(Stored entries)
• • • • • • •

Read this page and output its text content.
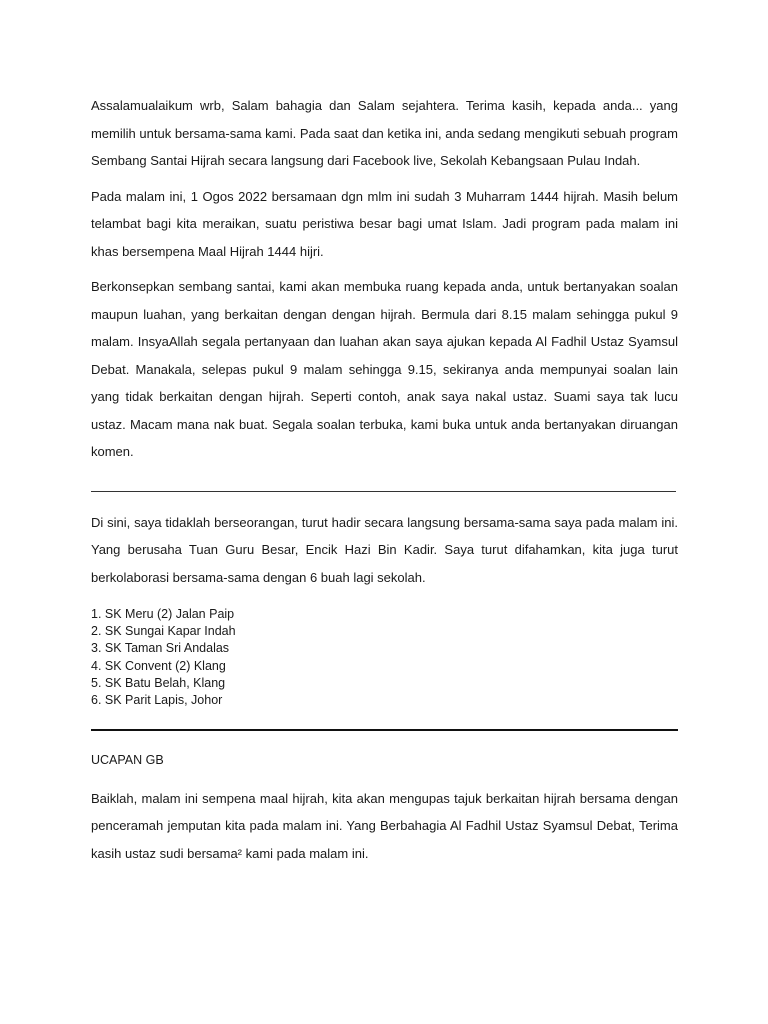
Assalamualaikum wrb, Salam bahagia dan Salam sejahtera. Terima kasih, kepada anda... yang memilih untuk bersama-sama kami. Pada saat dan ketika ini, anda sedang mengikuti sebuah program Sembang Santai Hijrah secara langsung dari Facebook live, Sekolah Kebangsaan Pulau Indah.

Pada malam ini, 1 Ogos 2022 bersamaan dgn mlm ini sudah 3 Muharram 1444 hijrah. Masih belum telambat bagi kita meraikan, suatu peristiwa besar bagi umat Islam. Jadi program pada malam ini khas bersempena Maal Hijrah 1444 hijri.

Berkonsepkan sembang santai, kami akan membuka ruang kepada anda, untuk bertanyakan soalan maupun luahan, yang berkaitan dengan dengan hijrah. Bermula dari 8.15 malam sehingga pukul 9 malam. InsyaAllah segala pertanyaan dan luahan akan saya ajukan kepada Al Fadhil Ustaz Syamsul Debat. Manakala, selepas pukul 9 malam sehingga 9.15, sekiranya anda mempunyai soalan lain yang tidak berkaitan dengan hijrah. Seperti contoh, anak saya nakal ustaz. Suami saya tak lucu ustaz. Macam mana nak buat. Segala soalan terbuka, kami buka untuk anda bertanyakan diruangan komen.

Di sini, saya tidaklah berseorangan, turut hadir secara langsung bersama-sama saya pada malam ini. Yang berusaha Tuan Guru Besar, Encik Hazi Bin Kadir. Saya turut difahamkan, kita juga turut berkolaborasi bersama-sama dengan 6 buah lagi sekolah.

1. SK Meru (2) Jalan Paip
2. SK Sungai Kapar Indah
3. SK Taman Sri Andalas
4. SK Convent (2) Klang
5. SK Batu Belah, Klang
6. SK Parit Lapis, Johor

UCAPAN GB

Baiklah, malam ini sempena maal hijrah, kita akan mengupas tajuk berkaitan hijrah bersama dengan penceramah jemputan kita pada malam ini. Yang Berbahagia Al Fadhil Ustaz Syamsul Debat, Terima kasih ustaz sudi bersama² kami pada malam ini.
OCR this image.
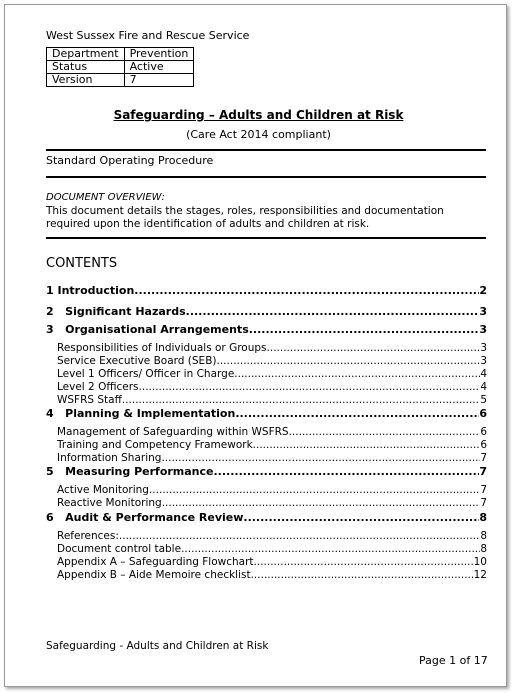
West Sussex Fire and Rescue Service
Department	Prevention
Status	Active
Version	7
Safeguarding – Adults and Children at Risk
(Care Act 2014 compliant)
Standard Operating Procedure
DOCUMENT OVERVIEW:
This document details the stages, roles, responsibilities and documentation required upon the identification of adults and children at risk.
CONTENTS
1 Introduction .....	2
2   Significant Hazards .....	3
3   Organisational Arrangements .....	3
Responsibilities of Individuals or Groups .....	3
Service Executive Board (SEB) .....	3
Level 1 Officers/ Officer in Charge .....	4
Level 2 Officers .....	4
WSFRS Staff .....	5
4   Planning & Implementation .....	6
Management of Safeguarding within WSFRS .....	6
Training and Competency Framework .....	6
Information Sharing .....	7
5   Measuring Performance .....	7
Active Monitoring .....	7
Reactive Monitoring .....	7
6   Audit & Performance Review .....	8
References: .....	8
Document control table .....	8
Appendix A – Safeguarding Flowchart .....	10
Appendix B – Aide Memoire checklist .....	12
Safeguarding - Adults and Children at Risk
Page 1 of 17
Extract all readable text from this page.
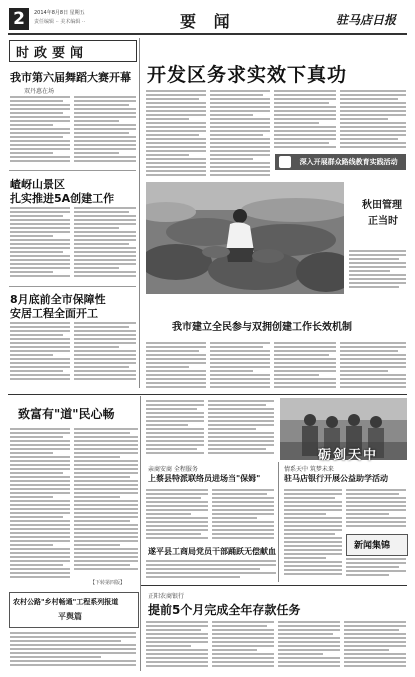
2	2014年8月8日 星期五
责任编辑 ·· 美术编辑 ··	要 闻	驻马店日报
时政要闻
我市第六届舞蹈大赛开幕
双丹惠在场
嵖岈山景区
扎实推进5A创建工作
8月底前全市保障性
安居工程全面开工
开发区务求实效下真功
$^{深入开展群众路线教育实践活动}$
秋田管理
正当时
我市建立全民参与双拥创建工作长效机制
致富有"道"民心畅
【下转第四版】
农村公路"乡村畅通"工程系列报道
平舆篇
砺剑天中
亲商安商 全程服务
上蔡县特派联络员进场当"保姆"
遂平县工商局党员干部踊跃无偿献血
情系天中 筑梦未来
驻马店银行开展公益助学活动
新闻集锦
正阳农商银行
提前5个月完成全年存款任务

• • • • • • •

:: AIM OF THE EXERCISE ::
Find each line holding the string "Officers" and copy it out.

:: RESPONSE TO THE TASK ::
Level 1 Officers/ Officer in Charge .....	4
Level 2 Officers .....	4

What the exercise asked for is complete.